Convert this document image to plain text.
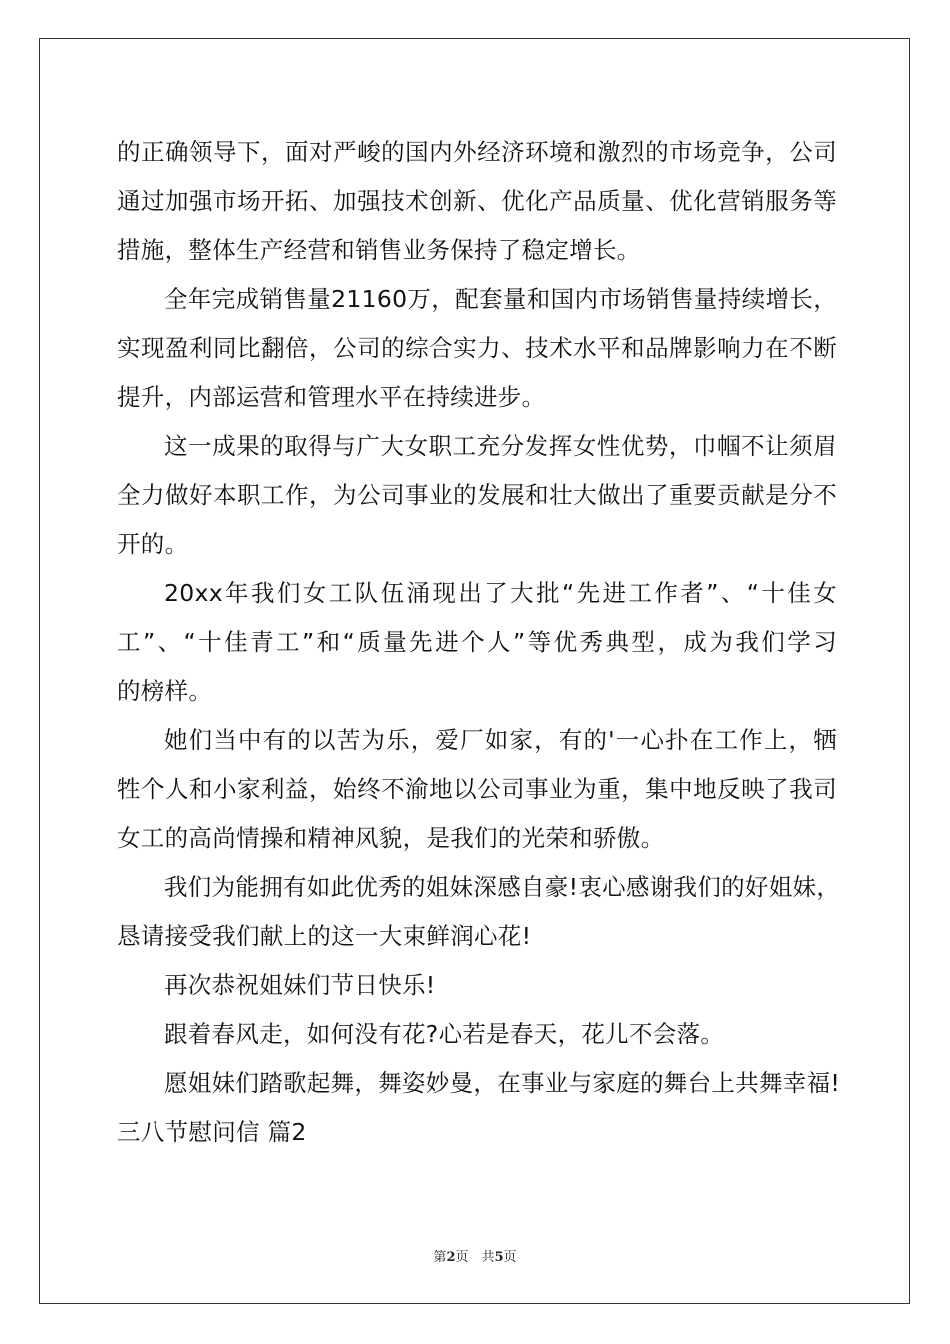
的正确领导下，面对严峻的国内外经济环境和激烈的市场竞争，公司
通过加强市场开拓、加强技术创新、优化产品质量、优化营销服务等
措施，整体生产经营和销售业务保持了稳定增长。
全年完成销售量21160万，配套量和国内市场销售量持续增长，
实现盈利同比翻倍，公司的综合实力、技术水平和品牌影响力在不断
提升，内部运营和管理水平在持续进步。
这一成果的取得与广大女职工充分发挥女性优势，巾帼不让须眉
全力做好本职工作，为公司事业的发展和壮大做出了重要贡献是分不
开的。
20xx年我们女工队伍涌现出了大批“先进工作者”、“十佳女
工”、“十佳青工”和“质量先进个人”等优秀典型，成为我们学习
的榜样。
她们当中有的以苦为乐，爱厂如家，有的'一心扑在工作上，牺
牲个人和小家利益，始终不渝地以公司事业为重，集中地反映了我司
女工的高尚情操和精神风貌，是我们的光荣和骄傲。
我们为能拥有如此优秀的姐妹深感自豪!衷心感谢我们的好姐妹，
恳请接受我们献上的这一大束鲜润心花!
再次恭祝姐妹们节日快乐!
跟着春风走，如何没有花?心若是春天，花儿不会落。
愿姐妹们踏歌起舞，舞姿妙曼，在事业与家庭的舞台上共舞幸福!
三八节慰问信 篇2
第2页　共5页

◆ ◆ ◆

→ **EXERCISE AIM**: Generate a word-for-word copy of the preceding records, excluding all pictures.

→ **EXERCISE RESPONSE**:
Convert this document image to plain text.
的正确领导下，面对严峻的国内外经济环境和激烈的市场竞争，公司
通过加强市场开拓、加强技术创新、优化产品质量、优化营销服务等
措施，整体生产经营和销售业务保持了稳定增长。
全年完成销售量21160万，配套量和国内市场销售量持续增长，
实现盈利同比翻倍，公司的综合实力、技术水平和品牌影响力在不断
提升，内部运营和管理水平在持续进步。
这一成果的取得与广大女职工充分发挥女性优势，巾帼不让须眉
全力做好本职工作，为公司事业的发展和壮大做出了重要贡献是分不
开的。
20xx年我们女工队伍涌现出了大批“先进工作者”、“十佳女
工”、“十佳青工”和“质量先进个人”等优秀典型，成为我们学习
的榜样。
她们当中有的以苦为乐，爱厂如家，有的'一心扑在工作上，牺
牲个人和小家利益，始终不渝地以公司事业为重，集中地反映了我司
女工的高尚情操和精神风貌，是我们的光荣和骄傲。
我们为能拥有如此优秀的姐妹深感自豪!衷心感谢我们的好姐妹，
恳请接受我们献上的这一大束鲜润心花!
再次恭祝姐妹们节日快乐!
跟着春风走，如何没有花?心若是春天，花儿不会落。
愿姐妹们踏歌起舞，舞姿妙曼，在事业与家庭的舞台上共舞幸福!
三八节慰问信 篇2
第2页　共5页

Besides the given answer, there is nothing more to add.